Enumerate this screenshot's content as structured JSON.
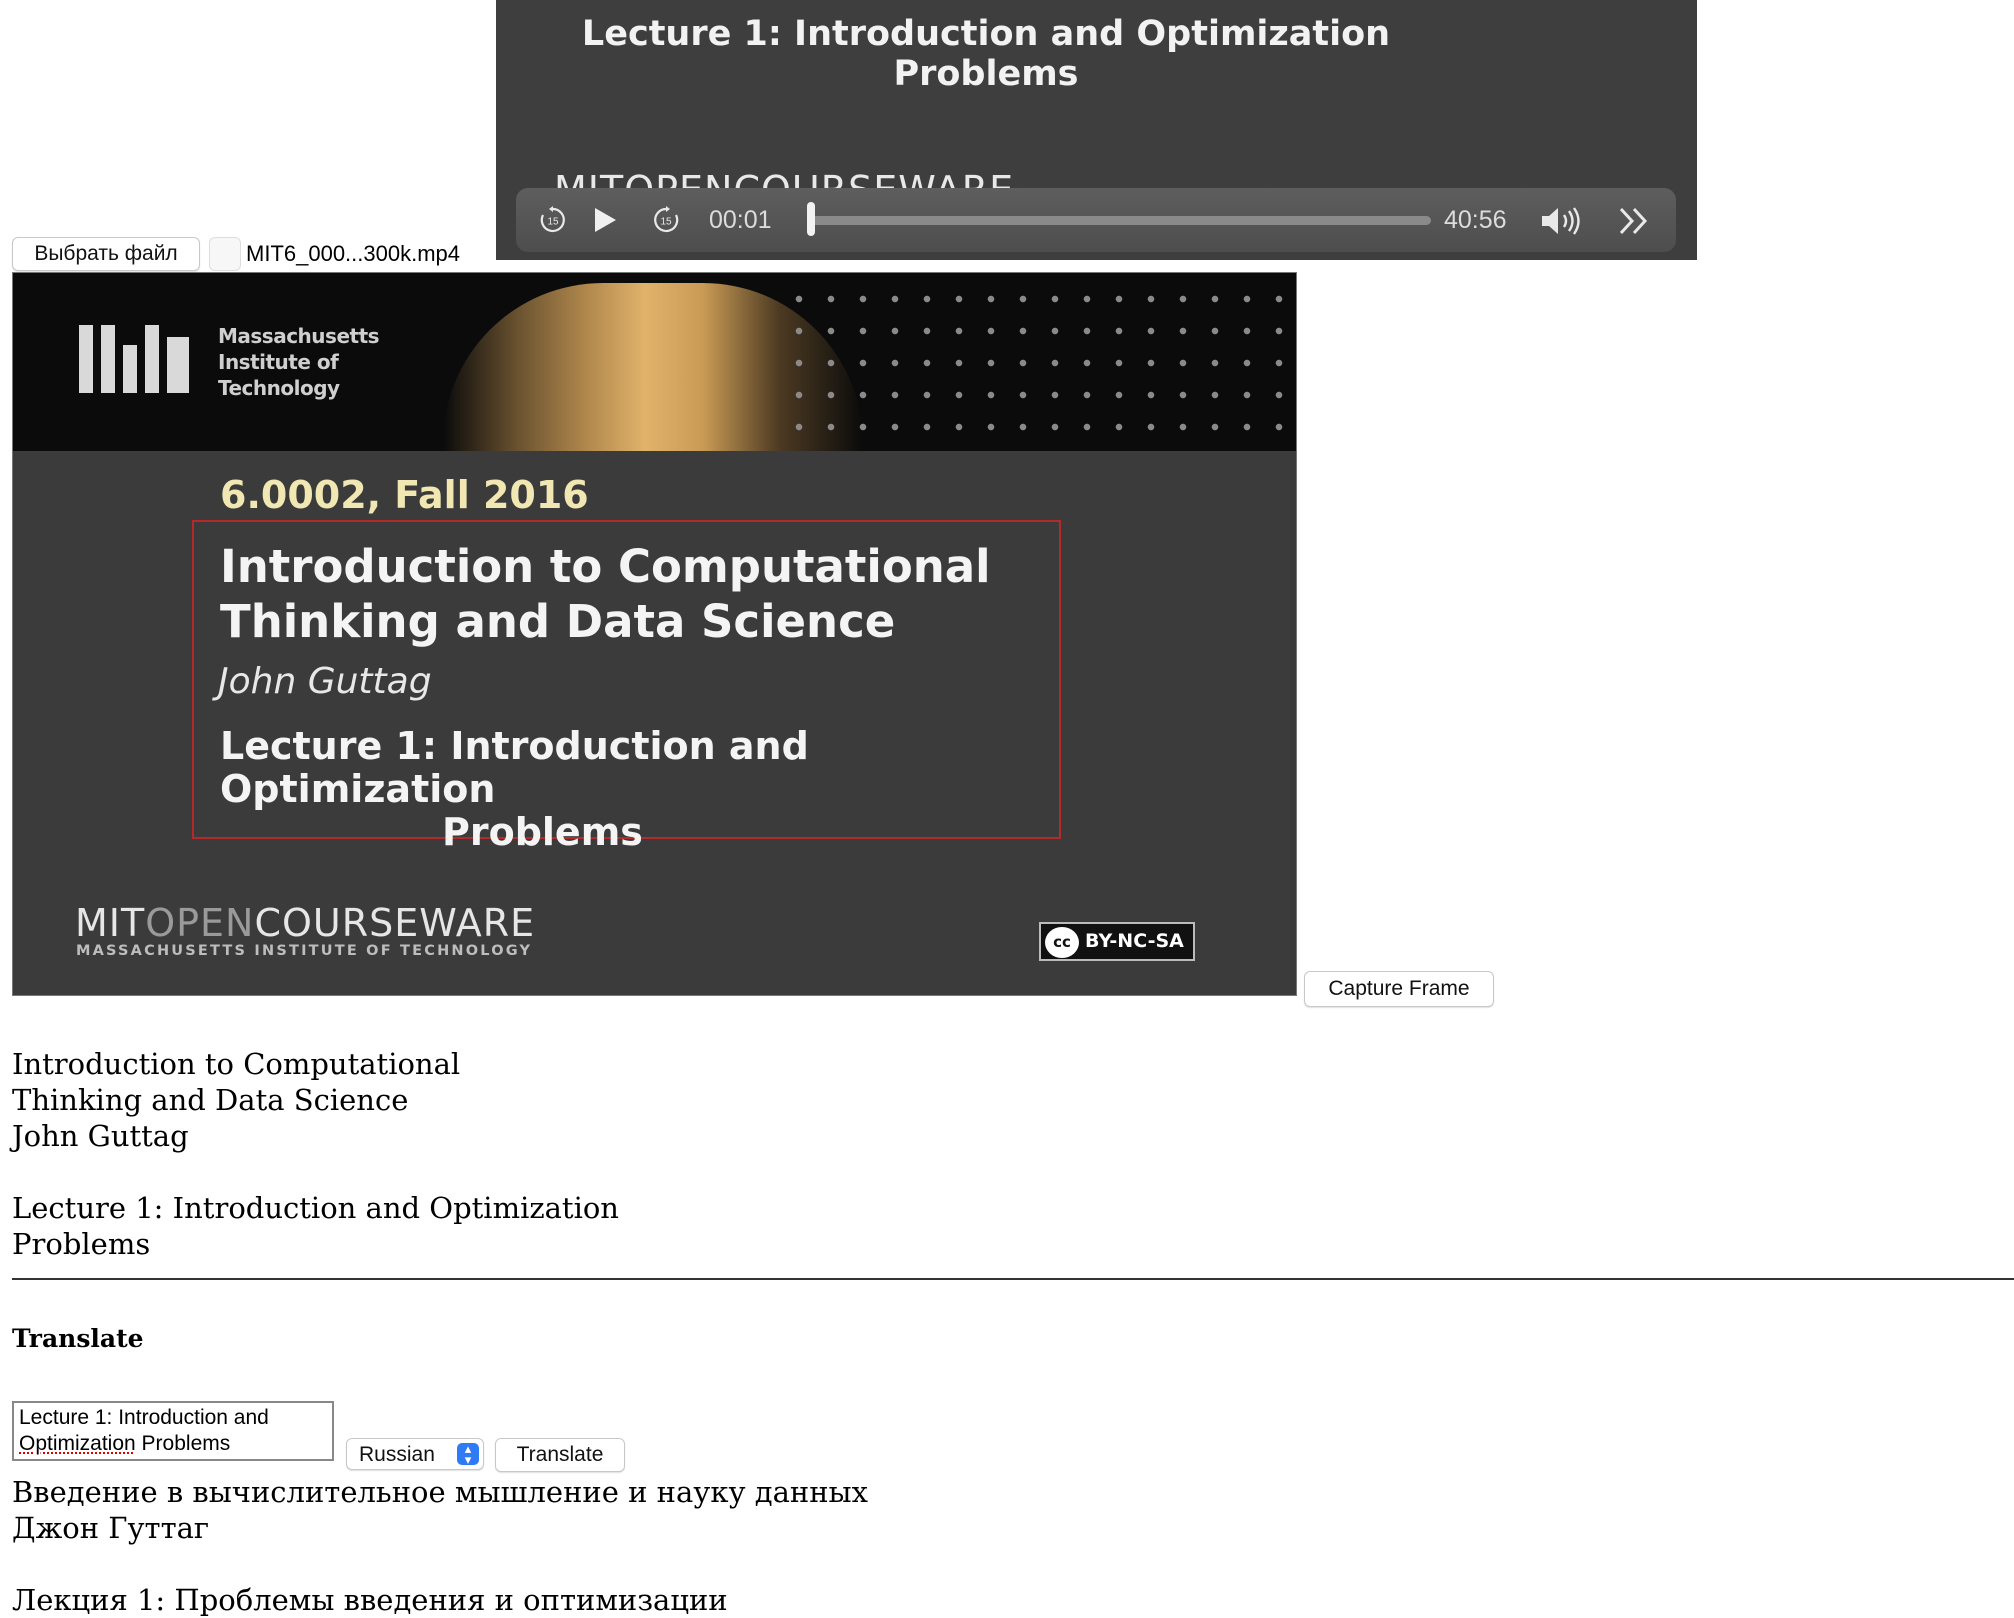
{
  "player": {
    "overlay_title_line1": "Lecture 1: Introduction and Optimization",
    "overlay_title_line2": "Problems",
    "overlay_brand": "MITOPENCOURSEWARE",
    "current_time": "00:01",
    "duration": "40:56",
    "progress_fraction": 0.0004,
    "skip_back_seconds": "15",
    "skip_forward_seconds": "15",
    "icons": [
      "skip-back-15-icon",
      "play-icon",
      "skip-forward-15-icon",
      "volume-icon",
      "fast-forward-icon"
    ]
  },
  "file_input": {
    "button_label": "Выбрать файл",
    "file_name": "MIT6_000...300k.mp4"
  },
  "slide": {
    "institution_line1": "Massachusetts",
    "institution_line2": "Institute of",
    "institution_line3": "Technology",
    "course": "6.0002, Fall 2016",
    "title_line1": "Introduction to Computational",
    "title_line2": "Thinking and Data Science",
    "author": "John Guttag",
    "lecture_line1": "Lecture 1: Introduction and Optimization",
    "lecture_line2": "Problems",
    "ocw_bold_1": "MIT",
    "ocw_thin": "OPEN",
    "ocw_bold_2": "COURSEWARE",
    "ocw_sub": "MASSACHUSETTS INSTITUTE OF TECHNOLOGY",
    "license_mark": "cc",
    "license": "BY-NC-SA"
  },
  "capture_button": "Capture Frame",
  "extracted_text": {
    "block1": "Introduction to Computational\nThinking and Data Science\nJohn Guttag",
    "block2": "Lecture 1: Introduction and Optimization\nProblems"
  },
  "translate": {
    "heading": "Translate",
    "input_line1": "Lecture 1: Introduction and",
    "input_word_misspelled": "Optimization",
    "input_rest": " Problems",
    "language": "Russian",
    "button_label": "Translate",
    "result_block1": "Введение в вычислительное мышление и науку данных\nДжон Гуттаг",
    "result_block2": "Лекция 1: Проблемы введения и оптимизации"
  },
  "colors": {
    "player_bg": "#3e3e3e",
    "slide_bg": "#3b3b3b",
    "slide_frame": "#b32a2a",
    "course_text": "#f1e7b2",
    "select_accent": "#2f7bf5"
  }
}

------------

--- Task description ---
Reproduce the full listing faithfully, but do not carry over any pictures.

--- Response to the exercise ---
Enumerate this screenshot's content as structured JSON.
{
  "player": {
    "overlay_title_line1": "Lecture 1: Introduction and Optimization",
    "overlay_title_line2": "Problems",
    "overlay_brand": "MITOPENCOURSEWARE",
    "current_time": "00:01",
    "duration": "40:56",
    "progress_fraction": 0.0004,
    "skip_back_seconds": "15",
    "skip_forward_seconds": "15",
    "icons": [
      "skip-back-15-icon",
      "play-icon",
      "skip-forward-15-icon",
      "volume-icon",
      "fast-forward-icon"
    ]
  },
  "file_input": {
    "button_label": "Выбрать файл",
    "file_name": "MIT6_000...300k.mp4"
  },
  "slide": {
    "institution_line1": "Massachusetts",
    "institution_line2": "Institute of",
    "institution_line3": "Technology",
    "course": "6.0002, Fall 2016",
    "title_line1": "Introduction to Computational",
    "title_line2": "Thinking and Data Science",
    "author": "John Guttag",
    "lecture_line1": "Lecture 1: Introduction and Optimization",
    "lecture_line2": "Problems",
    "ocw_bold_1": "MIT",
    "ocw_thin": "OPEN",
    "ocw_bold_2": "COURSEWARE",
    "ocw_sub": "MASSACHUSETTS INSTITUTE OF TECHNOLOGY",
    "license_mark": "cc",
    "license": "BY-NC-SA"
  },
  "capture_button": "Capture Frame",
  "extracted_text": {
    "block1": "Introduction to Computational\nThinking and Data Science\nJohn Guttag",
    "block2": "Lecture 1: Introduction and Optimization\nProblems"
  },
  "translate": {
    "heading": "Translate",
    "input_line1": "Lecture 1: Introduction and",
    "input_word_misspelled": "Optimization",
    "input_rest": " Problems",
    "language": "Russian",
    "button_label": "Translate",
    "result_block1": "Введение в вычислительное мышление и науку данных\nДжон Гуттаг",
    "result_block2": "Лекция 1: Проблемы введения и оптимизации"
  },
  "colors": {
    "player_bg": "#3e3e3e",
    "slide_bg": "#3b3b3b",
    "slide_frame": "#b32a2a",
    "course_text": "#f1e7b2",
    "select_accent": "#2f7bf5"
  }
}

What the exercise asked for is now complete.